Stored data
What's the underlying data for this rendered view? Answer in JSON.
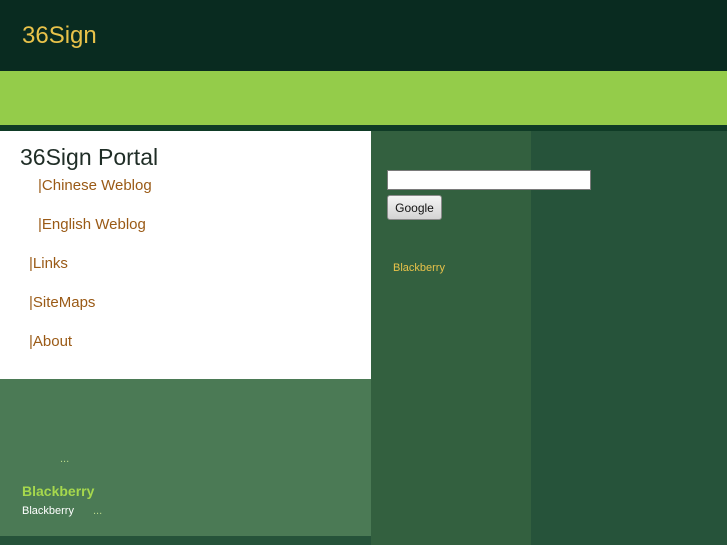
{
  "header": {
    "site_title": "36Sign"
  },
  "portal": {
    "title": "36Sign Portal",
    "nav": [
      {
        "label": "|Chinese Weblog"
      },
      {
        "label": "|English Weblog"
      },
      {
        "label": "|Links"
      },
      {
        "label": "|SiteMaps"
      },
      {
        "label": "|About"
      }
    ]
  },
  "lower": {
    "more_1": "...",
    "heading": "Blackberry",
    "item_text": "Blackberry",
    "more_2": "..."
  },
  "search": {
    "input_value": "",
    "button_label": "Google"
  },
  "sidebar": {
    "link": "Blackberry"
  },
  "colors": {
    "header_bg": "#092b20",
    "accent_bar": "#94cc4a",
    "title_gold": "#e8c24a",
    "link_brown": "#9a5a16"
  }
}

## Exercise details
Pull out all lines containing "Weblog".

## Reply
        "label": "|Chinese Weblog"
        "label": "|English Weblog"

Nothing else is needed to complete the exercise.